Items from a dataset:
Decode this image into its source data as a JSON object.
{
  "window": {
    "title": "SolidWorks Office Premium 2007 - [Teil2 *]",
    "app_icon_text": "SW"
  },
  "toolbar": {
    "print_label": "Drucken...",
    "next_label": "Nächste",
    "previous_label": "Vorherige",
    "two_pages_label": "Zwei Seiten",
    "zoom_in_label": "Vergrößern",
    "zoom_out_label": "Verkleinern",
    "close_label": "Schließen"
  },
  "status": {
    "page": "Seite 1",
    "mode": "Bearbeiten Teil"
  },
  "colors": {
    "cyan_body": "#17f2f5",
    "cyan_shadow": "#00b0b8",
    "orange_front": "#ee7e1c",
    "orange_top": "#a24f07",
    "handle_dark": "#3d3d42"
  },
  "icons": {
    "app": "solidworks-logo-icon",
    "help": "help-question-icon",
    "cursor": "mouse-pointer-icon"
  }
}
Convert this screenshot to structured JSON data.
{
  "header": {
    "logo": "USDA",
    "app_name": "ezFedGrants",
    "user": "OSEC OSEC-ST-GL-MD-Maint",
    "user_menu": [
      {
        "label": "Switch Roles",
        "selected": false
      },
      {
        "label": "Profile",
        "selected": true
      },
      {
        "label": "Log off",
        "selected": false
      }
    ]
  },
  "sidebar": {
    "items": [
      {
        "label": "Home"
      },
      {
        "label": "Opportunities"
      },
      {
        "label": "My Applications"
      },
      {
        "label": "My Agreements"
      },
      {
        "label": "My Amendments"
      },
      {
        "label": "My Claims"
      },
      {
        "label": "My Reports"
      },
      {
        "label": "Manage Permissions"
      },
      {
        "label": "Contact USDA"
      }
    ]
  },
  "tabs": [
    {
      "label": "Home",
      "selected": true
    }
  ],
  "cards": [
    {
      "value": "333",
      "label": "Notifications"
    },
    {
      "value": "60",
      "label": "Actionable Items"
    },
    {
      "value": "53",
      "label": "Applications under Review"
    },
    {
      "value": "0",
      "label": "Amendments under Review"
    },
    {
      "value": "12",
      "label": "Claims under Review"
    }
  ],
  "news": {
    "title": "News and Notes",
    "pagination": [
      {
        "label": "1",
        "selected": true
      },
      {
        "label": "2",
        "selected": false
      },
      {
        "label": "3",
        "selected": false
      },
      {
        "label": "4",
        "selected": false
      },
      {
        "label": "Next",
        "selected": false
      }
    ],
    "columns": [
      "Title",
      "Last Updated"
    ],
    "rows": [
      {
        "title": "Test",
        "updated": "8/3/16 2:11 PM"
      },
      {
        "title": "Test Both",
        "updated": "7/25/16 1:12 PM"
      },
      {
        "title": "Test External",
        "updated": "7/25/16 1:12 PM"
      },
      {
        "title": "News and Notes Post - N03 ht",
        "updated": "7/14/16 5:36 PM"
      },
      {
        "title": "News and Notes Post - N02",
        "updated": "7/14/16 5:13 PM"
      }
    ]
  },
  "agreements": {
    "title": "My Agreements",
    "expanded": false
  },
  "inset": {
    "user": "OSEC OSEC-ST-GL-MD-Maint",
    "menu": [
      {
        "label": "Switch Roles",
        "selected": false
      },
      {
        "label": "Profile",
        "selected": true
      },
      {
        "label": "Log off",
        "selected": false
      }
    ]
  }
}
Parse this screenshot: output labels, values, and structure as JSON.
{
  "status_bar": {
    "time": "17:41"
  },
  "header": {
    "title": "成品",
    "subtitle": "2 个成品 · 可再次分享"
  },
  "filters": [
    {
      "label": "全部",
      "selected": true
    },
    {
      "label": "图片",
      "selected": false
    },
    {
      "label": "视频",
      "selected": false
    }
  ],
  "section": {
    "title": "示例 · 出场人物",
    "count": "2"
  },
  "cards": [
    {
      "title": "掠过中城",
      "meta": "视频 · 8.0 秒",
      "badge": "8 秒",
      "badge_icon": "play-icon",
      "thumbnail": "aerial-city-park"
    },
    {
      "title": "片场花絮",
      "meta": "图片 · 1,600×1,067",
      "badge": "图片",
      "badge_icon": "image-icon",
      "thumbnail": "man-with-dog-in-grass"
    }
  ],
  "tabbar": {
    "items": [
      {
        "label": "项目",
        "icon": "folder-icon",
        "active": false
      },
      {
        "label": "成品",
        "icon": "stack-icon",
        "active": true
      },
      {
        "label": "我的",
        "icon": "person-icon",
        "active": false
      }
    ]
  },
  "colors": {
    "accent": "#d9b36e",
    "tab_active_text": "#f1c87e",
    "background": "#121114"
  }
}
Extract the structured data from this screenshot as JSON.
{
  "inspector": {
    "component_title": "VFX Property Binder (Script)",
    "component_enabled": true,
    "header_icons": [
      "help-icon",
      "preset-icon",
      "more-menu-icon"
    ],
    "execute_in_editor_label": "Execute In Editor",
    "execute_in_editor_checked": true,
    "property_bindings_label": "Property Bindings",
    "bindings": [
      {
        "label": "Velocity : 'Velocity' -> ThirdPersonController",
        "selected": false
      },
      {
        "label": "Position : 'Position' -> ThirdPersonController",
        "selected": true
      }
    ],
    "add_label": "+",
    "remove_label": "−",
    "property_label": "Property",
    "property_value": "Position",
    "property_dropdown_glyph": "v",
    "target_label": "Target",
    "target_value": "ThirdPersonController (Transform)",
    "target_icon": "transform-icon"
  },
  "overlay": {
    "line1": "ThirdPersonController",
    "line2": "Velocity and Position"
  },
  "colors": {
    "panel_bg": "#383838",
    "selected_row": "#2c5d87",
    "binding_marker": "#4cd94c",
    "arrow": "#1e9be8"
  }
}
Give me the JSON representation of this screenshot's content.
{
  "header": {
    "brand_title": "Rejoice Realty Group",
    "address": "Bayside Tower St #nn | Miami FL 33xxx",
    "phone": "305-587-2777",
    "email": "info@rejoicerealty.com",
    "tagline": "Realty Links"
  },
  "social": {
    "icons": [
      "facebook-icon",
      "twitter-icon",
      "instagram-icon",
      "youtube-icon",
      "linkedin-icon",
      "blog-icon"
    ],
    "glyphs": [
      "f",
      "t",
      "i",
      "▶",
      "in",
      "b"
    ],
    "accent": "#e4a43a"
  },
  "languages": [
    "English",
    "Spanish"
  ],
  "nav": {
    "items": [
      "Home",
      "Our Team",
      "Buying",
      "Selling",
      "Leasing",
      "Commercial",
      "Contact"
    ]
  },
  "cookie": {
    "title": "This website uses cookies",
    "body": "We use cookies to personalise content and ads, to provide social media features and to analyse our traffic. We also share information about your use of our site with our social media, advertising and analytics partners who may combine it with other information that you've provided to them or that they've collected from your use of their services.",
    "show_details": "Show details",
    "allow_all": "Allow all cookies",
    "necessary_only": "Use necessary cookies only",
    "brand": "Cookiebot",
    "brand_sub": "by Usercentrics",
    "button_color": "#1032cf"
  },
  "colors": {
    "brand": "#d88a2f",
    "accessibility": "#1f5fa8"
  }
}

Prompt: All of the entries must be quoted exactly; please include each one.

Written solution:
Decode this image into its source data as a JSON object.
{
  "window": {
    "title": "SolidWorks Office Premium 2007 - [Teil2 *]",
    "app_icon_text": "SW"
  },
  "toolbar": {
    "print_label": "Drucken...",
    "next_label": "Nächste",
    "previous_label": "Vorherige",
    "two_pages_label": "Zwei Seiten",
    "zoom_in_label": "Vergrößern",
    "zoom_out_label": "Verkleinern",
    "close_label": "Schließen"
  },
  "status": {
    "page": "Seite 1",
    "mode": "Bearbeiten Teil"
  },
  "colors": {
    "cyan_body": "#17f2f5",
    "cyan_shadow": "#00b0b8",
    "orange_front": "#ee7e1c",
    "orange_top": "#a24f07",
    "handle_dark": "#3d3d42"
  },
  "icons": {
    "app": "solidworks-logo-icon",
    "help": "help-question-icon",
    "cursor": "mouse-pointer-icon"
  }
}
Convert this screenshot to structured JSON data.
{
  "header": {
    "logo": "USDA",
    "app_name": "ezFedGrants",
    "user": "OSEC OSEC-ST-GL-MD-Maint",
    "user_menu": [
      {
        "label": "Switch Roles",
        "selected": false
      },
      {
        "label": "Profile",
        "selected": true
      },
      {
        "label": "Log off",
        "selected": false
      }
    ]
  },
  "sidebar": {
    "items": [
      {
        "label": "Home"
      },
      {
        "label": "Opportunities"
      },
      {
        "label": "My Applications"
      },
      {
        "label": "My Agreements"
      },
      {
        "label": "My Amendments"
      },
      {
        "label": "My Claims"
      },
      {
        "label": "My Reports"
      },
      {
        "label": "Manage Permissions"
      },
      {
        "label": "Contact USDA"
      }
    ]
  },
  "tabs": [
    {
      "label": "Home",
      "selected": true
    }
  ],
  "cards": [
    {
      "value": "333",
      "label": "Notifications"
    },
    {
      "value": "60",
      "label": "Actionable Items"
    },
    {
      "value": "53",
      "label": "Applications under Review"
    },
    {
      "value": "0",
      "label": "Amendments under Review"
    },
    {
      "value": "12",
      "label": "Claims under Review"
    }
  ],
  "news": {
    "title": "News and Notes",
    "pagination": [
      {
        "label": "1",
        "selected": true
      },
      {
        "label": "2",
        "selected": false
      },
      {
        "label": "3",
        "selected": false
      },
      {
        "label": "4",
        "selected": false
      },
      {
        "label": "Next",
        "selected": false
      }
    ],
    "columns": [
      "Title",
      "Last Updated"
    ],
    "rows": [
      {
        "title": "Test",
        "updated": "8/3/16 2:11 PM"
      },
      {
        "title": "Test Both",
        "updated": "7/25/16 1:12 PM"
      },
      {
        "title": "Test External",
        "updated": "7/25/16 1:12 PM"
      },
      {
        "title": "News and Notes Post - N03 ht",
        "updated": "7/14/16 5:36 PM"
      },
      {
        "title": "News and Notes Post - N02",
        "updated": "7/14/16 5:13 PM"
      }
    ]
  },
  "agreements": {
    "title": "My Agreements",
    "expanded": false
  },
  "inset": {
    "user": "OSEC OSEC-ST-GL-MD-Maint",
    "menu": [
      {
        "label": "Switch Roles",
        "selected": false
      },
      {
        "label": "Profile",
        "selected": true
      },
      {
        "label": "Log off",
        "selected": false
      }
    ]
  }
}
Parse this screenshot: output labels, values, and structure as JSON.
{
  "status_bar": {
    "time": "17:41"
  },
  "header": {
    "title": "成品",
    "subtitle": "2 个成品 · 可再次分享"
  },
  "filters": [
    {
      "label": "全部",
      "selected": true
    },
    {
      "label": "图片",
      "selected": false
    },
    {
      "label": "视频",
      "selected": false
    }
  ],
  "section": {
    "title": "示例 · 出场人物",
    "count": "2"
  },
  "cards": [
    {
      "title": "掠过中城",
      "meta": "视频 · 8.0 秒",
      "badge": "8 秒",
      "badge_icon": "play-icon",
      "thumbnail": "aerial-city-park"
    },
    {
      "title": "片场花絮",
      "meta": "图片 · 1,600×1,067",
      "badge": "图片",
      "badge_icon": "image-icon",
      "thumbnail": "man-with-dog-in-grass"
    }
  ],
  "tabbar": {
    "items": [
      {
        "label": "项目",
        "icon": "folder-icon",
        "active": false
      },
      {
        "label": "成品",
        "icon": "stack-icon",
        "active": true
      },
      {
        "label": "我的",
        "icon": "person-icon",
        "active": false
      }
    ]
  },
  "colors": {
    "accent": "#d9b36e",
    "tab_active_text": "#f1c87e",
    "background": "#121114"
  }
}
Extract the structured data from this screenshot as JSON.
{
  "inspector": {
    "component_title": "VFX Property Binder (Script)",
    "component_enabled": true,
    "header_icons": [
      "help-icon",
      "preset-icon",
      "more-menu-icon"
    ],
    "execute_in_editor_label": "Execute In Editor",
    "execute_in_editor_checked": true,
    "property_bindings_label": "Property Bindings",
    "bindings": [
      {
        "label": "Velocity : 'Velocity' -> ThirdPersonController",
        "selected": false
      },
      {
        "label": "Position : 'Position' -> ThirdPersonController",
        "selected": true
      }
    ],
    "add_label": "+",
    "remove_label": "−",
    "property_label": "Property",
    "property_value": "Position",
    "property_dropdown_glyph": "v",
    "target_label": "Target",
    "target_value": "ThirdPersonController (Transform)",
    "target_icon": "transform-icon"
  },
  "overlay": {
    "line1": "ThirdPersonController",
    "line2": "Velocity and Position"
  },
  "colors": {
    "panel_bg": "#383838",
    "selected_row": "#2c5d87",
    "binding_marker": "#4cd94c",
    "arrow": "#1e9be8"
  }
}
Give me the JSON representation of this screenshot's content.
{
  "header": {
    "brand_title": "Rejoice Realty Group",
    "address": "Bayside Tower St #nn | Miami FL 33xxx",
    "phone": "305-587-2777",
    "email": "info@rejoicerealty.com",
    "tagline": "Realty Links"
  },
  "social": {
    "icons": [
      "facebook-icon",
      "twitter-icon",
      "instagram-icon",
      "youtube-icon",
      "linkedin-icon",
      "blog-icon"
    ],
    "glyphs": [
      "f",
      "t",
      "i",
      "▶",
      "in",
      "b"
    ],
    "accent": "#e4a43a"
  },
  "languages": [
    "English",
    "Spanish"
  ],
  "nav": {
    "items": [
      "Home",
      "Our Team",
      "Buying",
      "Selling",
      "Leasing",
      "Commercial",
      "Contact"
    ]
  },
  "cookie": {
    "title": "This website uses cookies",
    "body": "We use cookies to personalise content and ads, to provide social media features and to analyse our traffic. We also share information about your use of our site with our social media, advertising and analytics partners who may combine it with other information that you've provided to them or that they've collected from your use of their services.",
    "show_details": "Show details",
    "allow_all": "Allow all cookies",
    "necessary_only": "Use necessary cookies only",
    "brand": "Cookiebot",
    "brand_sub": "by Usercentrics",
    "button_color": "#1032cf"
  },
  "colors": {
    "brand": "#d88a2f",
    "accessibility": "#1f5fa8"
  }
}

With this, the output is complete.